§ **What is needed**
Filter the lines below, copying only those with the string "قسمتی".

§ **Excerpted records**
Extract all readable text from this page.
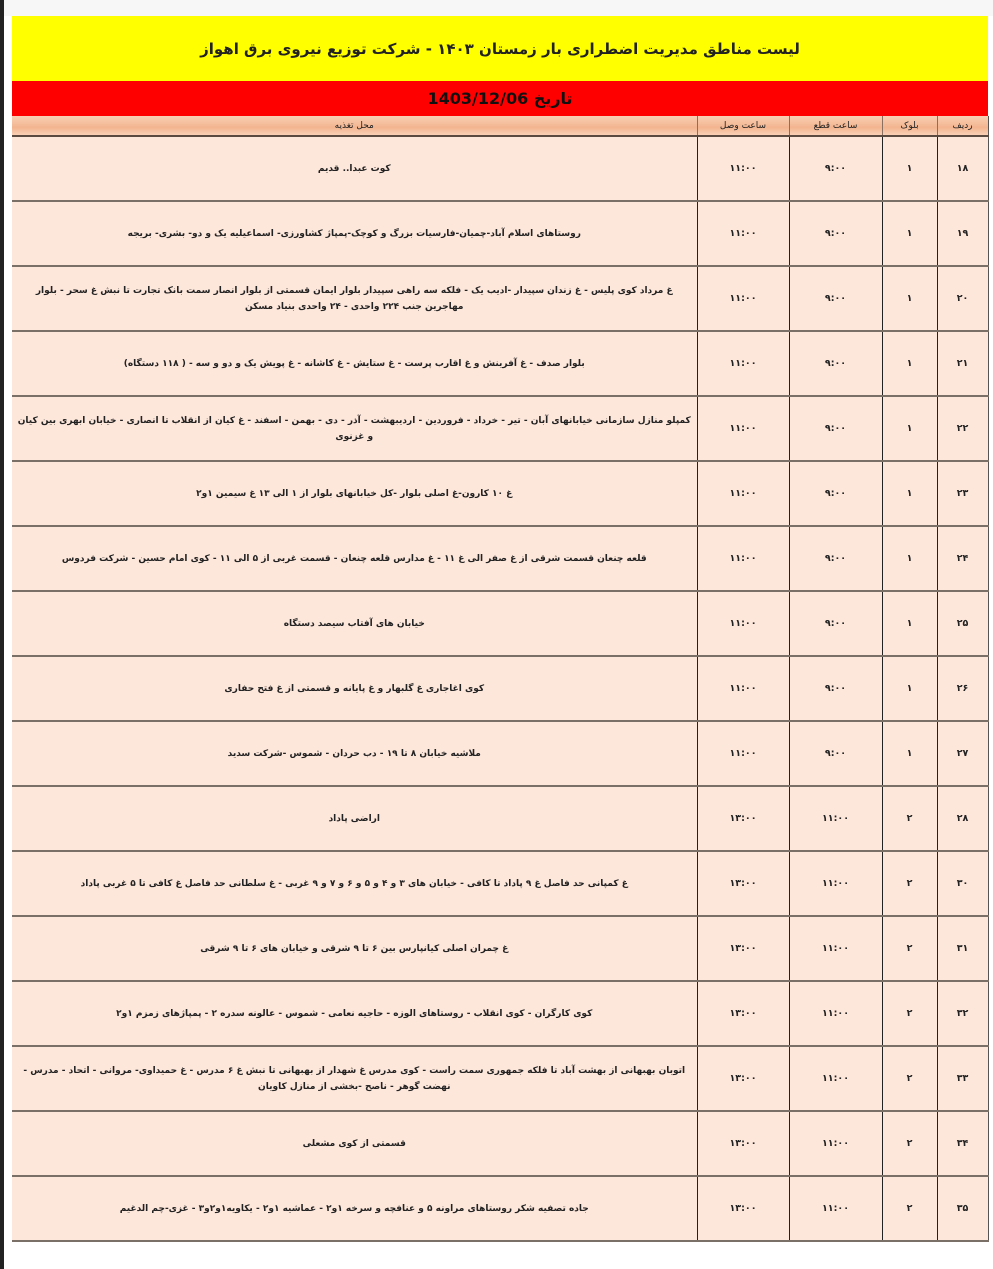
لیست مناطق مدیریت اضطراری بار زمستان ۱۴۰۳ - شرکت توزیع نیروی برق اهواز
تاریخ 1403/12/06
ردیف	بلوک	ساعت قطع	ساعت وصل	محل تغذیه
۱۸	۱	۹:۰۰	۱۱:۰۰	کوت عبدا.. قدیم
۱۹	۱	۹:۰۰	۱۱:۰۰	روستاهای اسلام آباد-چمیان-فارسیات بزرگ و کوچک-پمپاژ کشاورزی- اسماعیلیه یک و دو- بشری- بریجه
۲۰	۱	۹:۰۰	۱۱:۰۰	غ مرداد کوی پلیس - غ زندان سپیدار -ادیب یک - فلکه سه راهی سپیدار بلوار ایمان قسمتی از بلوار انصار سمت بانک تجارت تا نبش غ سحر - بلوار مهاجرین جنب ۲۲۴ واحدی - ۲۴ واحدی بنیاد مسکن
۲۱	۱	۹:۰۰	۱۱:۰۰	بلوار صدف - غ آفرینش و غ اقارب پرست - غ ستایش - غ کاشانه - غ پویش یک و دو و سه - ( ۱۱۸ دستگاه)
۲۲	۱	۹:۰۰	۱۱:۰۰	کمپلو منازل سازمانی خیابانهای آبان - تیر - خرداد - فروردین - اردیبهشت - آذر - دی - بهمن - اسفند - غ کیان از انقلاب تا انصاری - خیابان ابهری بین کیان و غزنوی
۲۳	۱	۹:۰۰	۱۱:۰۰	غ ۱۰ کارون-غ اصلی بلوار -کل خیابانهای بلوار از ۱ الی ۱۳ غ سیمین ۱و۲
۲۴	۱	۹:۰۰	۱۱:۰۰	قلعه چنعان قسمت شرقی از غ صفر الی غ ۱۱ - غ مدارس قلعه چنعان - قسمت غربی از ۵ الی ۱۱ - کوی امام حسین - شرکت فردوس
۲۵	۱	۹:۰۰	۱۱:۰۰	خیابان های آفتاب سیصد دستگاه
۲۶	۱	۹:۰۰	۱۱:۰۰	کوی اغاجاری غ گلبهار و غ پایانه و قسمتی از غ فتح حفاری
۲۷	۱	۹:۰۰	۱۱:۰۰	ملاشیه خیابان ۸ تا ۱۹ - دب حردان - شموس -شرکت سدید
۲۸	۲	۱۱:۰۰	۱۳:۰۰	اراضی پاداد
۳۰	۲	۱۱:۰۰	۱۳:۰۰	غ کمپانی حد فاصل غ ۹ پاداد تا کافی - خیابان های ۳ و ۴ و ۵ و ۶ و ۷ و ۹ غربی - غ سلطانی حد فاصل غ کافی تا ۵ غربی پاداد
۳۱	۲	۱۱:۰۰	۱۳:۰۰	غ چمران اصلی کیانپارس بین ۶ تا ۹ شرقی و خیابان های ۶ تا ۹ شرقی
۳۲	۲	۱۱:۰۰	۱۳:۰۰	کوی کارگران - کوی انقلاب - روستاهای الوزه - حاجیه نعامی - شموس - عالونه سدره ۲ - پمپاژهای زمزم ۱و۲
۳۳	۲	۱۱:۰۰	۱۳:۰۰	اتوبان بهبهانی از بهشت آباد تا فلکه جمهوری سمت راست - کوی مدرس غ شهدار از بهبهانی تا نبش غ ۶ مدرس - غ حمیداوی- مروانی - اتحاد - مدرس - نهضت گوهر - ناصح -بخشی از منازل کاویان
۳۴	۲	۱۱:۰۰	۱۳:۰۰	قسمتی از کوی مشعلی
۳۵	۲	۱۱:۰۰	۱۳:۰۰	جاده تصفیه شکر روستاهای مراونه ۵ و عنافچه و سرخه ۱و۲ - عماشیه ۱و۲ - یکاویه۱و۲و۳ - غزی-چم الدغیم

* * *

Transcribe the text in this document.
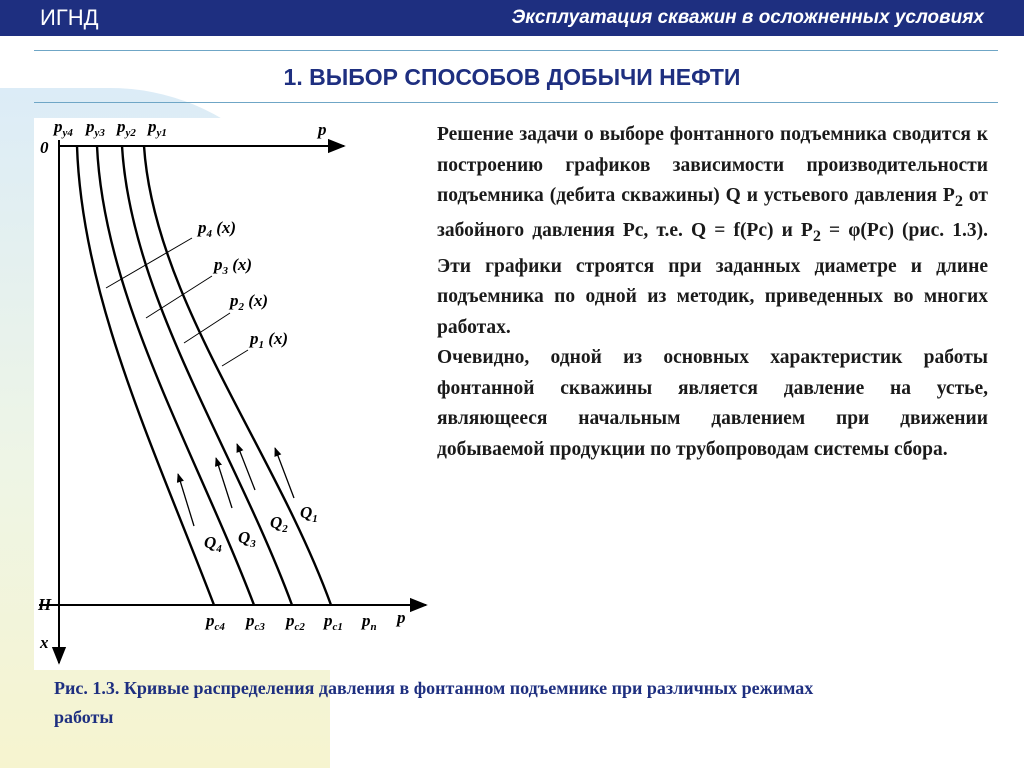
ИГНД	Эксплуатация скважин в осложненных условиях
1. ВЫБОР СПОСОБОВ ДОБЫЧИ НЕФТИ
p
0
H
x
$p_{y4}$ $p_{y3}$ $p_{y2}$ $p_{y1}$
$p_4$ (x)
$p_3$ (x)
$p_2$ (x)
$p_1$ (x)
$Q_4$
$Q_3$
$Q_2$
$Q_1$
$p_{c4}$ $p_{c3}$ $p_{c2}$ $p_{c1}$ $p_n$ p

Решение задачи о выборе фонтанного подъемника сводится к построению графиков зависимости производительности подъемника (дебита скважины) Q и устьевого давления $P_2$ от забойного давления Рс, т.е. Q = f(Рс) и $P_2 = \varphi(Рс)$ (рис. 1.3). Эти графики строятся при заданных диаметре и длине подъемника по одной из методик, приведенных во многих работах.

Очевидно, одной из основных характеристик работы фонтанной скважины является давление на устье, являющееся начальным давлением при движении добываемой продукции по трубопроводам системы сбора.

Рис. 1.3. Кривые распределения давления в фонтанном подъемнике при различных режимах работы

§ **Response to this exercise**
۲۰	۱	۹:۰۰	۱۱:۰۰	غ مرداد کوی پلیس - غ زندان سپیدار -ادیب یک - فلکه سه راهی سپیدار بلوار ایمان قسمتی از بلوار انصار سمت بانک تجارت تا نبش غ سحر - بلوار مهاجرین جنب ۲۲۴ واحدی - ۲۴ واحدی بنیاد مسکن
۲۶	۱	۹:۰۰	۱۱:۰۰	کوی اغاجاری غ گلبهار و غ پایانه و قسمتی از غ فتح حفاری
۳۴	۲	۱۱:۰۰	۱۳:۰۰	قسمتی از کوی مشعلی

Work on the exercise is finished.